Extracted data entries
····················

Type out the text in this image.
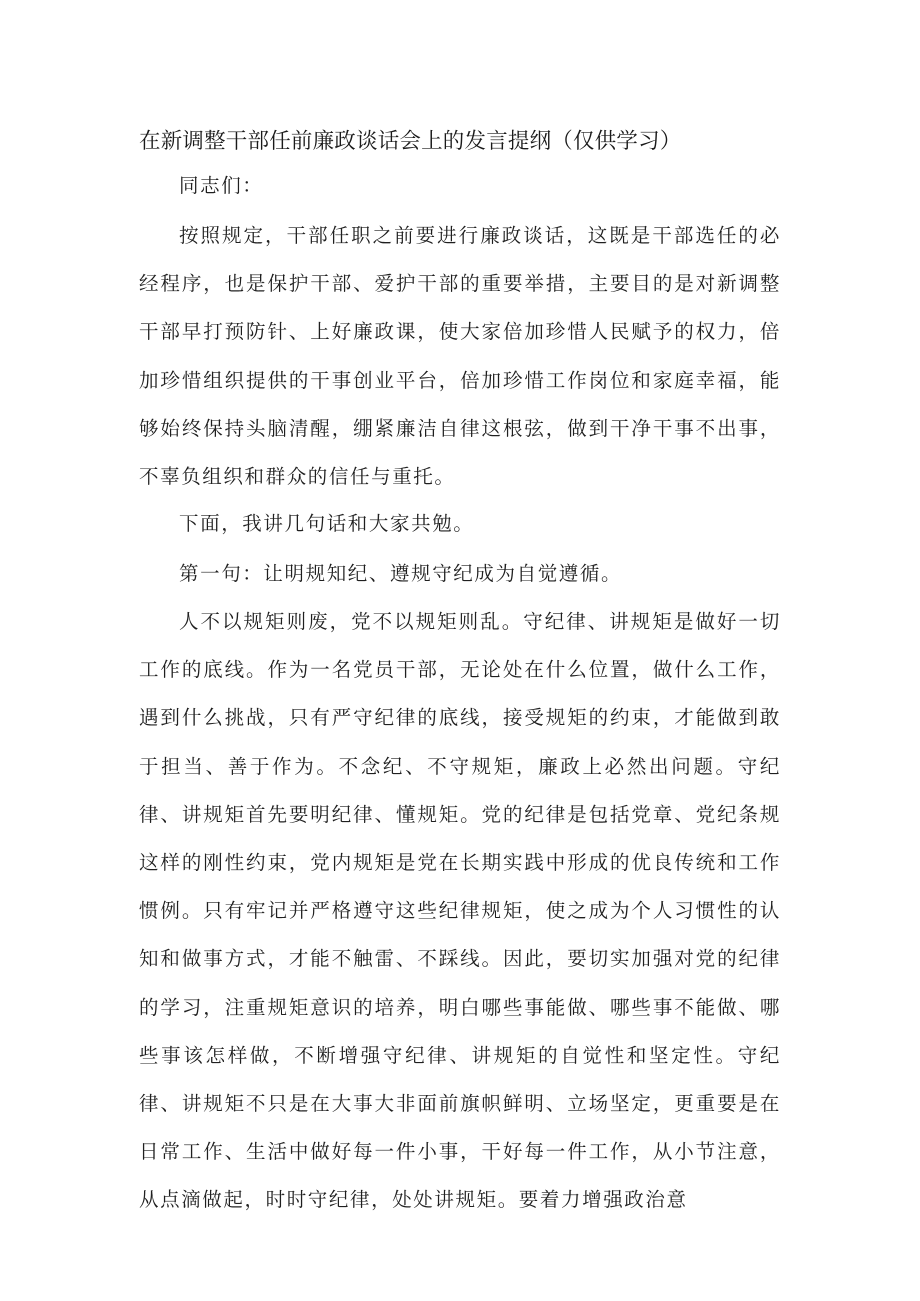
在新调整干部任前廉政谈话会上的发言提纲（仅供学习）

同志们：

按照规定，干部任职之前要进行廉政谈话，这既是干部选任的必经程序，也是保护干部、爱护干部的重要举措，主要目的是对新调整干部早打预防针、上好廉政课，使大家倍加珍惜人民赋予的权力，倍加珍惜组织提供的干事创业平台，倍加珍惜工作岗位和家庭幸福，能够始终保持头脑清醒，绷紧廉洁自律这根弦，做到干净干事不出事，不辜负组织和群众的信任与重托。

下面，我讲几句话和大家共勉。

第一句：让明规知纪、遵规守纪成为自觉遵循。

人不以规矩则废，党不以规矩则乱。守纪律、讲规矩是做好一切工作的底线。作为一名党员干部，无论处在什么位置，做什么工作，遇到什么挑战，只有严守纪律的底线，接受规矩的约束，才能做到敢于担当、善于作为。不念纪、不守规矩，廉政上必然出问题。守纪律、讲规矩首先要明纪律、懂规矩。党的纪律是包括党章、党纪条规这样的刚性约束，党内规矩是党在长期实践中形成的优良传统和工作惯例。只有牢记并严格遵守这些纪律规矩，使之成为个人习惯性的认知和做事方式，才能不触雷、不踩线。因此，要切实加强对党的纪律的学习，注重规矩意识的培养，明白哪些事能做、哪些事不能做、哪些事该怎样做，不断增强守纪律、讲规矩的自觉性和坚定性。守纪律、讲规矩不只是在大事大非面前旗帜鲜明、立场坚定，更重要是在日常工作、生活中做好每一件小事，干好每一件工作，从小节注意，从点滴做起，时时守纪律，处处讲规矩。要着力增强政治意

····················

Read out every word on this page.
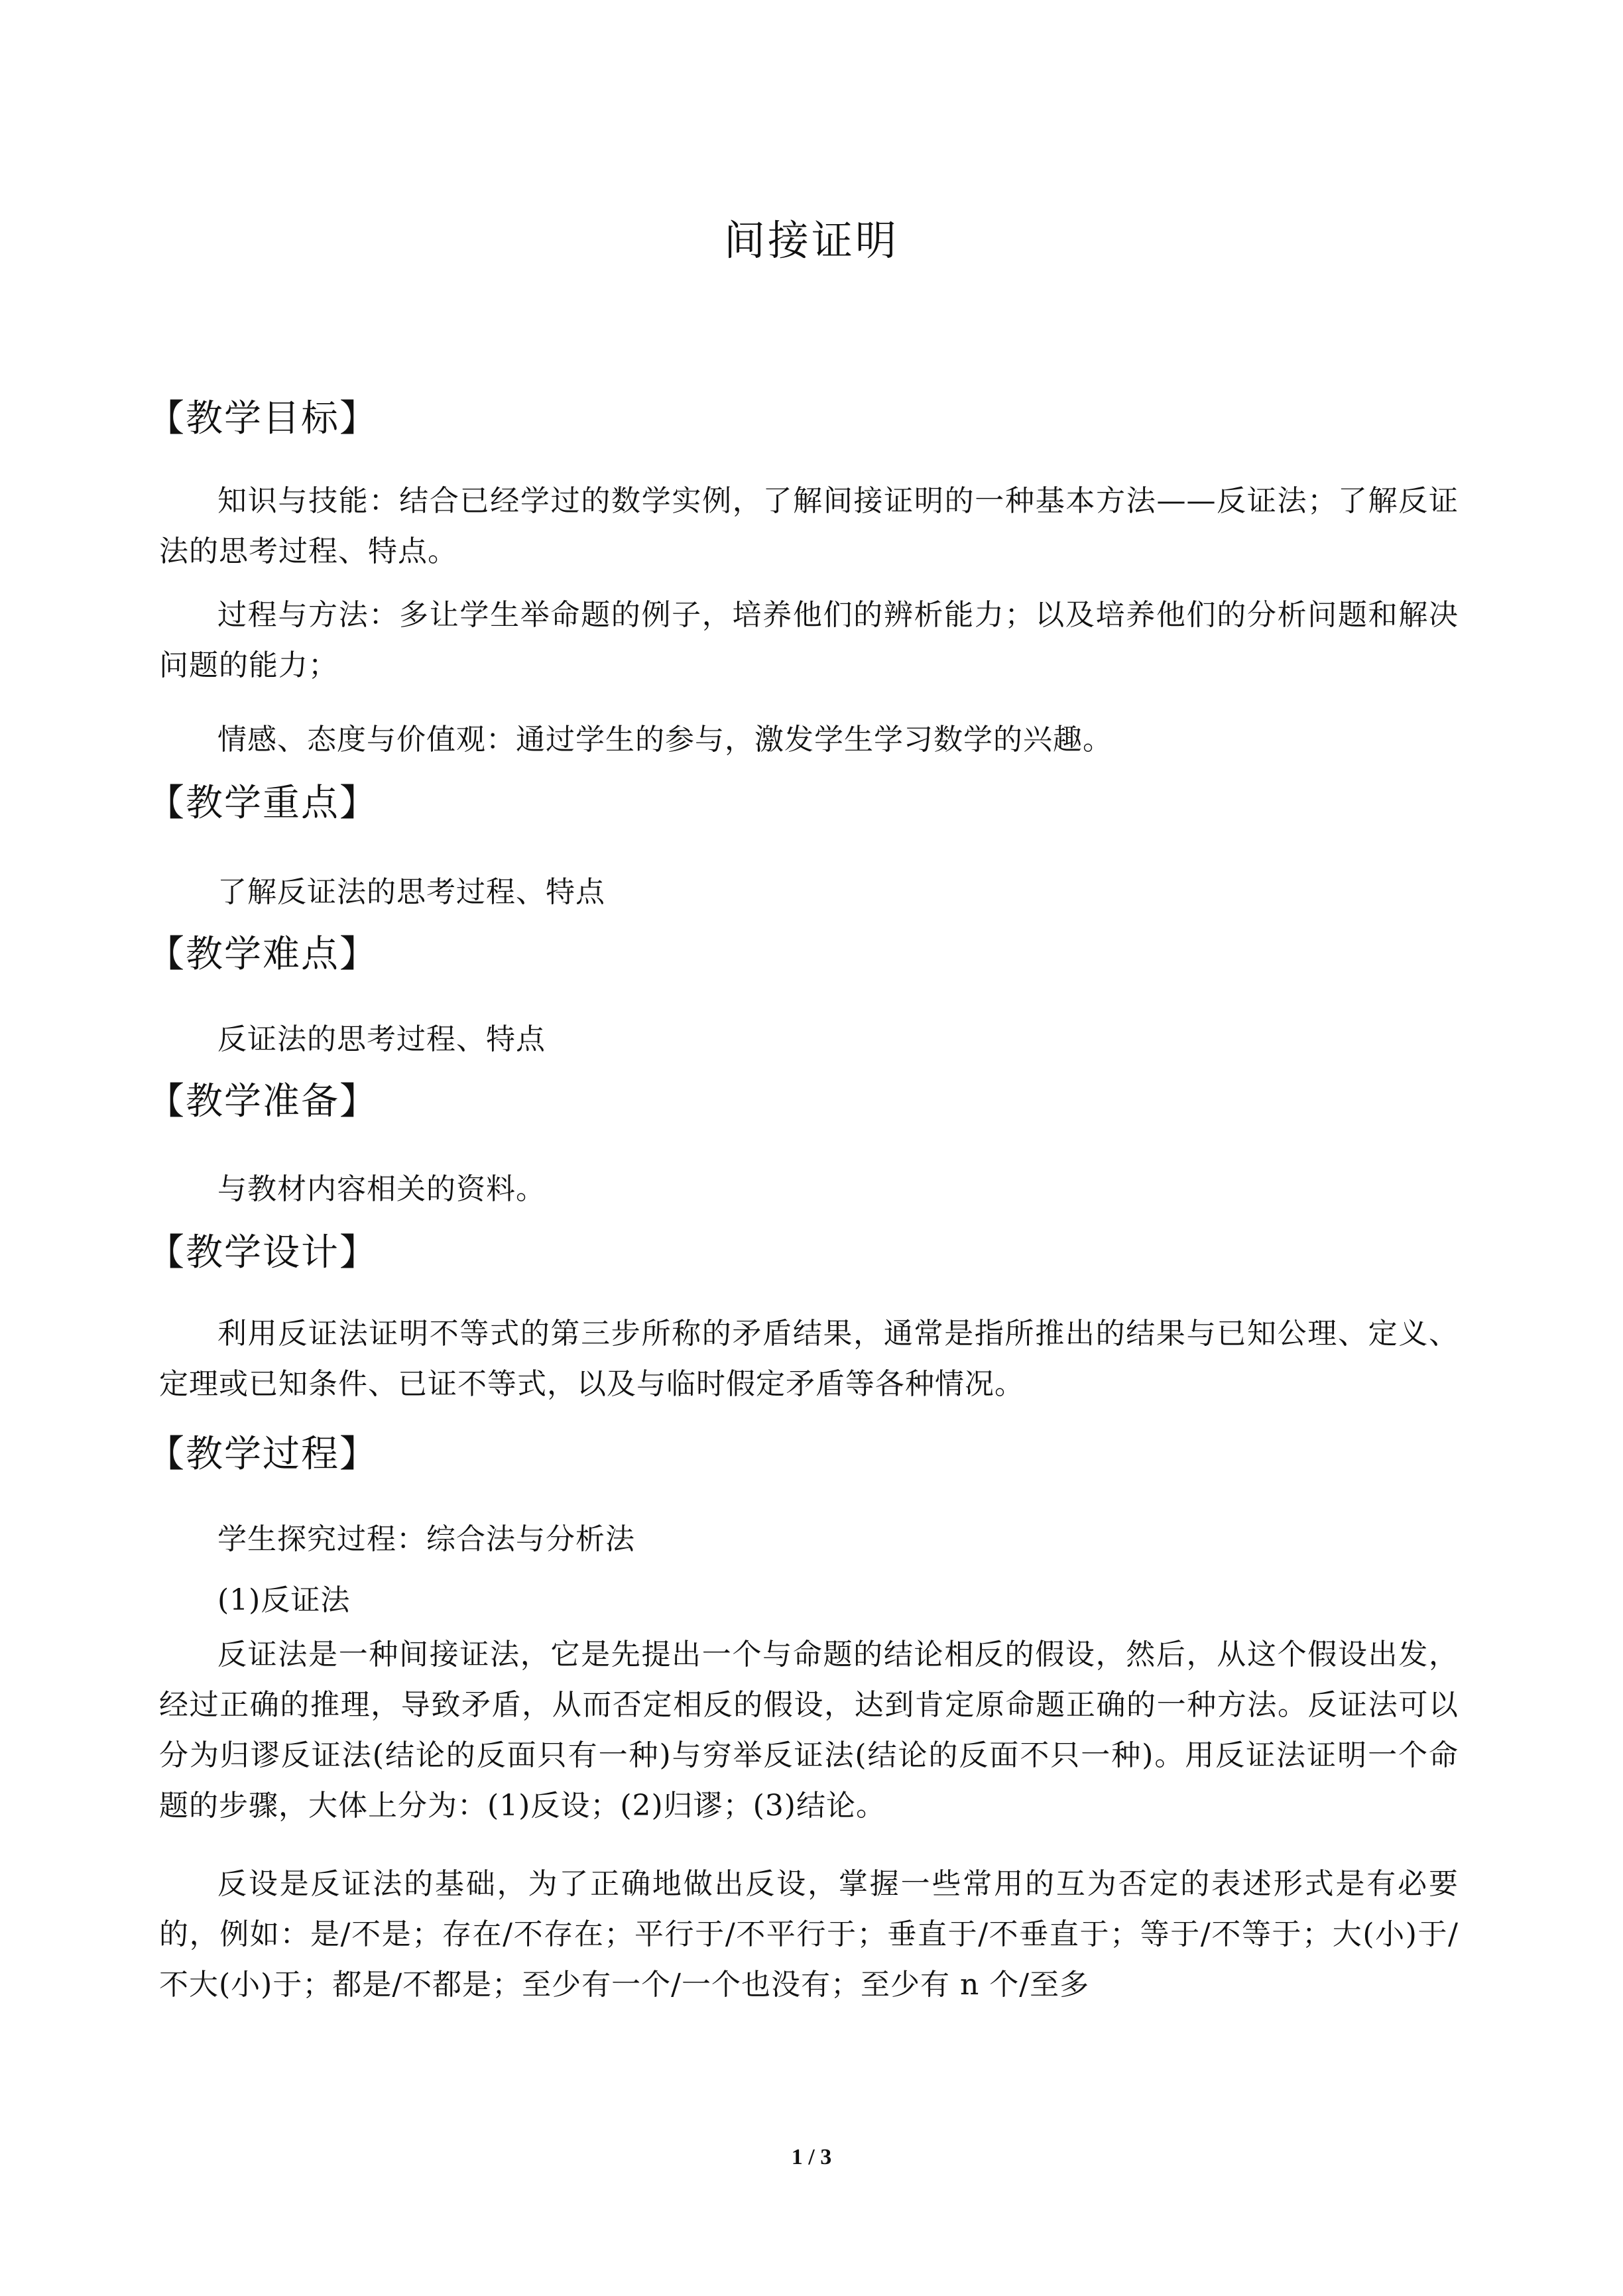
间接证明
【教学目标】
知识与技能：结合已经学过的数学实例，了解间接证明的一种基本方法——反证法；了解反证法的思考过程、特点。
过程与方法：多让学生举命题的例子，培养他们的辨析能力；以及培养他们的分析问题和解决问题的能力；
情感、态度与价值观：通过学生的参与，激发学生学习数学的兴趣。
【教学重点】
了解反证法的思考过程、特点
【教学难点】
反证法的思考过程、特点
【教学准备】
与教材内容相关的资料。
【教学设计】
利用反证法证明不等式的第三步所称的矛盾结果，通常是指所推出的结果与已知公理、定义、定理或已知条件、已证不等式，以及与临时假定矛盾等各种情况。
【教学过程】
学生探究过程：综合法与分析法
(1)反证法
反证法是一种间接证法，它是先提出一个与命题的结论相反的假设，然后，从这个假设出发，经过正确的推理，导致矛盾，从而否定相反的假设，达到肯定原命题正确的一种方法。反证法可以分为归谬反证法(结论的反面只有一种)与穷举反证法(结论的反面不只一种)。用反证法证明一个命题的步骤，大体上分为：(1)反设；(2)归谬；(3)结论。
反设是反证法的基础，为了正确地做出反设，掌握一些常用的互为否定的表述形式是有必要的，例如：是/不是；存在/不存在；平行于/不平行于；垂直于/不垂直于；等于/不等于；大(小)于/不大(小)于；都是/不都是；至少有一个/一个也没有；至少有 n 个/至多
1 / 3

····················

#### Job
Scan the material and collect every line that contains "了解反证法的思考过程".

#### Answer for the task
知识与技能：结合已经学过的数学实例，了解间接证明的一种基本方法——反证法；了解反证法的思考过程、特点。
了解反证法的思考过程、特点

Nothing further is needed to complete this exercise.